EXERCISE GOAL: Everything in the data should be repeated exactly, save for the images.

Stored records:
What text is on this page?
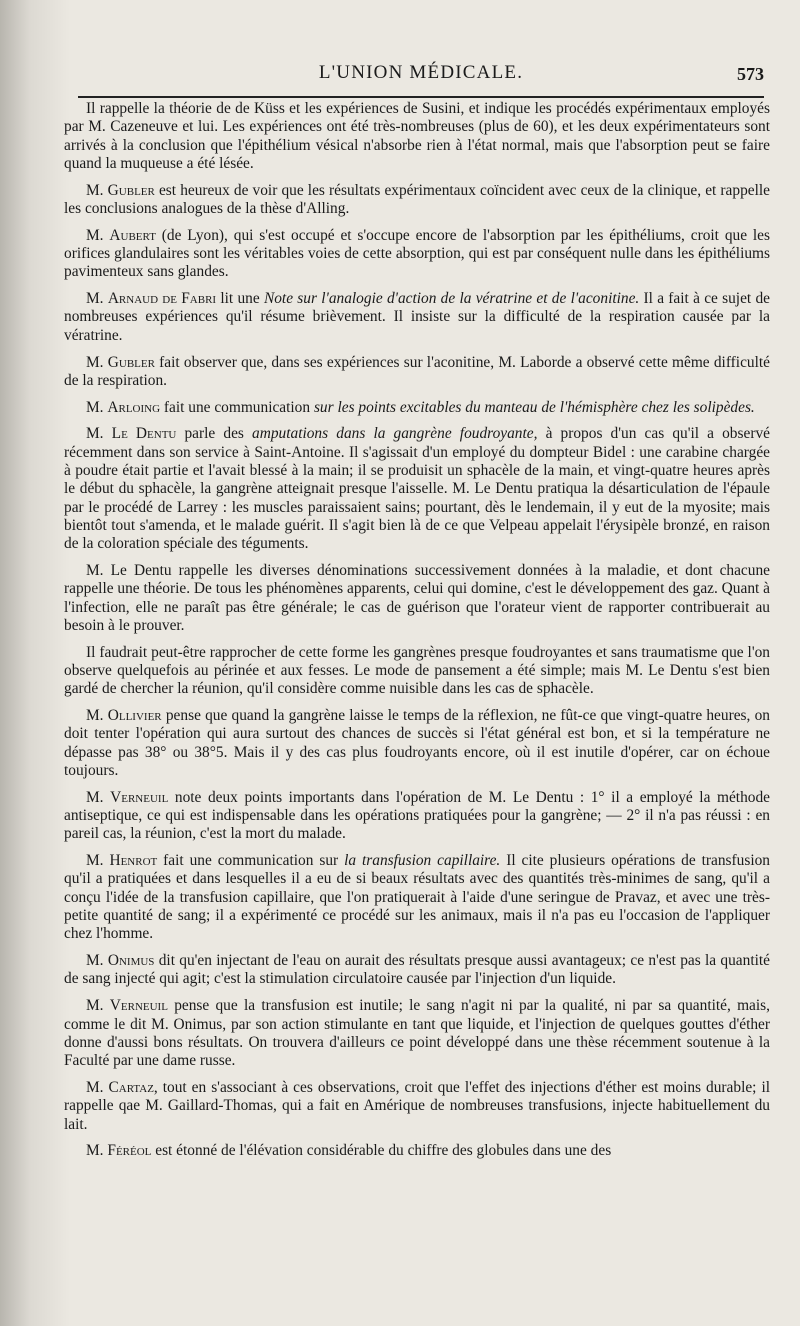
L'UNION MÉDICALE.	573

Il rappelle la théorie de de Küss et les expériences de Susini, et indique les procédés expérimentaux employés par M. Cazeneuve et lui. Les expériences ont été très-nombreuses (plus de 60), et les deux expérimentateurs sont arrivés à la conclusion que l'épithélium vésical n'absorbe rien à l'état normal, mais que l'absorption peut se faire quand la muqueuse a été lésée.

M. Gubler est heureux de voir que les résultats expérimentaux coïncident avec ceux de la clinique, et rappelle les conclusions analogues de la thèse d'Alling.

M. Aubert (de Lyon), qui s'est occupé et s'occupe encore de l'absorption par les épithéliums, croit que les orifices glandulaires sont les véritables voies de cette absorption, qui est par conséquent nulle dans les épithéliums pavimenteux sans glandes.

M. Arnaud de Fabri lit une Note sur l'analogie d'action de la vératrine et de l'aconitine. Il a fait à ce sujet de nombreuses expériences qu'il résume brièvement. Il insiste sur la difficulté de la respiration causée par la vératrine.

M. Gubler fait observer que, dans ses expériences sur l'aconitine, M. Laborde a observé cette même difficulté de la respiration.

M. Arloing fait une communication sur les points excitables du manteau de l'hémisphère chez les solipèdes.

M. Le Dentu parle des amputations dans la gangrène foudroyante, à propos d'un cas qu'il a observé récemment dans son service à Saint-Antoine. Il s'agissait d'un employé du dompteur Bidel : une carabine chargée à poudre était partie et l'avait blessé à la main; il se produisit un sphacèle de la main, et vingt-quatre heures après le début du sphacèle, la gangrène atteignait presque l'aisselle. M. Le Dentu pratiqua la désarticulation de l'épaule par le procédé de Larrey : les muscles paraissaient sains; pourtant, dès le lendemain, il y eut de la myosite; mais bientôt tout s'amenda, et le malade guérit. Il s'agit bien là de ce que Velpeau appelait l'érysipèle bronzé, en raison de la coloration spéciale des téguments.

M. Le Dentu rappelle les diverses dénominations successivement données à la maladie, et dont chacune rappelle une théorie. De tous les phénomènes apparents, celui qui domine, c'est le développement des gaz. Quant à l'infection, elle ne paraît pas être générale; le cas de guérison que l'orateur vient de rapporter contribuerait au besoin à le prouver.

Il faudrait peut-être rapprocher de cette forme les gangrènes presque foudroyantes et sans traumatisme que l'on observe quelquefois au périnée et aux fesses. Le mode de pansement a été simple; mais M. Le Dentu s'est bien gardé de chercher la réunion, qu'il considère comme nuisible dans les cas de sphacèle.

M. Ollivier pense que quand la gangrène laisse le temps de la réflexion, ne fût-ce que vingt-quatre heures, on doit tenter l'opération qui aura surtout des chances de succès si l'état général est bon, et si la température ne dépasse pas 38° ou 38°5. Mais il y des cas plus foudroyants encore, où il est inutile d'opérer, car on échoue toujours.

M. Verneuil note deux points importants dans l'opération de M. Le Dentu : 1° il a employé la méthode antiseptique, ce qui est indispensable dans les opérations pratiquées pour la gangrène; — 2° il n'a pas réussi : en pareil cas, la réunion, c'est la mort du malade.

M. Henrot fait une communication sur la transfusion capillaire. Il cite plusieurs opérations de transfusion qu'il a pratiquées et dans lesquelles il a eu de si beaux résultats avec des quantités très-minimes de sang, qu'il a conçu l'idée de la transfusion capillaire, que l'on pratiquerait à l'aide d'une seringue de Pravaz, et avec une très-petite quantité de sang; il a expérimenté ce procédé sur les animaux, mais il n'a pas eu l'occasion de l'appliquer chez l'homme.

M. Onimus dit qu'en injectant de l'eau on aurait des résultats presque aussi avantageux; ce n'est pas la quantité de sang injecté qui agit; c'est la stimulation circulatoire causée par l'injection d'un liquide.

M. Verneuil pense que la transfusion est inutile; le sang n'agit ni par la qualité, ni par sa quantité, mais, comme le dit M. Onimus, par son action stimulante en tant que liquide, et l'injection de quelques gouttes d'éther donne d'aussi bons résultats. On trouvera d'ailleurs ce point développé dans une thèse récemment soutenue à la Faculté par une dame russe.

M. Cartaz, tout en s'associant à ces observations, croit que l'effet des injections d'éther est moins durable; il rappelle qae M. Gaillard-Thomas, qui a fait en Amérique de nombreuses transfusions, injecte habituellement du lait.

M. Féréol est étonné de l'élévation considérable du chiffre des globules dans une des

RESULT OF THIS EXERCISE:
What text is on this page?
L'UNION MÉDICALE.	573

Il rappelle la théorie de de Küss et les expériences de Susini, et indique les procédés expérimentaux employés par M. Cazeneuve et lui. Les expériences ont été très-nombreuses (plus de 60), et les deux expérimentateurs sont arrivés à la conclusion que l'épithélium vésical n'absorbe rien à l'état normal, mais que l'absorption peut se faire quand la muqueuse a été lésée.

M. Gubler est heureux de voir que les résultats expérimentaux coïncident avec ceux de la clinique, et rappelle les conclusions analogues de la thèse d'Alling.

M. Aubert (de Lyon), qui s'est occupé et s'occupe encore de l'absorption par les épithéliums, croit que les orifices glandulaires sont les véritables voies de cette absorption, qui est par conséquent nulle dans les épithéliums pavimenteux sans glandes.

M. Arnaud de Fabri lit une Note sur l'analogie d'action de la vératrine et de l'aconitine. Il a fait à ce sujet de nombreuses expériences qu'il résume brièvement. Il insiste sur la difficulté de la respiration causée par la vératrine.

M. Gubler fait observer que, dans ses expériences sur l'aconitine, M. Laborde a observé cette même difficulté de la respiration.

M. Arloing fait une communication sur les points excitables du manteau de l'hémisphère chez les solipèdes.

M. Le Dentu parle des amputations dans la gangrène foudroyante, à propos d'un cas qu'il a observé récemment dans son service à Saint-Antoine. Il s'agissait d'un employé du dompteur Bidel : une carabine chargée à poudre était partie et l'avait blessé à la main; il se produisit un sphacèle de la main, et vingt-quatre heures après le début du sphacèle, la gangrène atteignait presque l'aisselle. M. Le Dentu pratiqua la désarticulation de l'épaule par le procédé de Larrey : les muscles paraissaient sains; pourtant, dès le lendemain, il y eut de la myosite; mais bientôt tout s'amenda, et le malade guérit. Il s'agit bien là de ce que Velpeau appelait l'érysipèle bronzé, en raison de la coloration spéciale des téguments.

M. Le Dentu rappelle les diverses dénominations successivement données à la maladie, et dont chacune rappelle une théorie. De tous les phénomènes apparents, celui qui domine, c'est le développement des gaz. Quant à l'infection, elle ne paraît pas être générale; le cas de guérison que l'orateur vient de rapporter contribuerait au besoin à le prouver.

Il faudrait peut-être rapprocher de cette forme les gangrènes presque foudroyantes et sans traumatisme que l'on observe quelquefois au périnée et aux fesses. Le mode de pansement a été simple; mais M. Le Dentu s'est bien gardé de chercher la réunion, qu'il considère comme nuisible dans les cas de sphacèle.

M. Ollivier pense que quand la gangrène laisse le temps de la réflexion, ne fût-ce que vingt-quatre heures, on doit tenter l'opération qui aura surtout des chances de succès si l'état général est bon, et si la température ne dépasse pas 38° ou 38°5. Mais il y des cas plus foudroyants encore, où il est inutile d'opérer, car on échoue toujours.

M. Verneuil note deux points importants dans l'opération de M. Le Dentu : 1° il a employé la méthode antiseptique, ce qui est indispensable dans les opérations pratiquées pour la gangrène; — 2° il n'a pas réussi : en pareil cas, la réunion, c'est la mort du malade.

M. Henrot fait une communication sur la transfusion capillaire. Il cite plusieurs opérations de transfusion qu'il a pratiquées et dans lesquelles il a eu de si beaux résultats avec des quantités très-minimes de sang, qu'il a conçu l'idée de la transfusion capillaire, que l'on pratiquerait à l'aide d'une seringue de Pravaz, et avec une très-petite quantité de sang; il a expérimenté ce procédé sur les animaux, mais il n'a pas eu l'occasion de l'appliquer chez l'homme.

M. Onimus dit qu'en injectant de l'eau on aurait des résultats presque aussi avantageux; ce n'est pas la quantité de sang injecté qui agit; c'est la stimulation circulatoire causée par l'injection d'un liquide.

M. Verneuil pense que la transfusion est inutile; le sang n'agit ni par la qualité, ni par sa quantité, mais, comme le dit M. Onimus, par son action stimulante en tant que liquide, et l'injection de quelques gouttes d'éther donne d'aussi bons résultats. On trouvera d'ailleurs ce point développé dans une thèse récemment soutenue à la Faculté par une dame russe.

M. Cartaz, tout en s'associant à ces observations, croit que l'effet des injections d'éther est moins durable; il rappelle qae M. Gaillard-Thomas, qui a fait en Amérique de nombreuses transfusions, injecte habituellement du lait.

M. Féréol est étonné de l'élévation considérable du chiffre des globules dans une des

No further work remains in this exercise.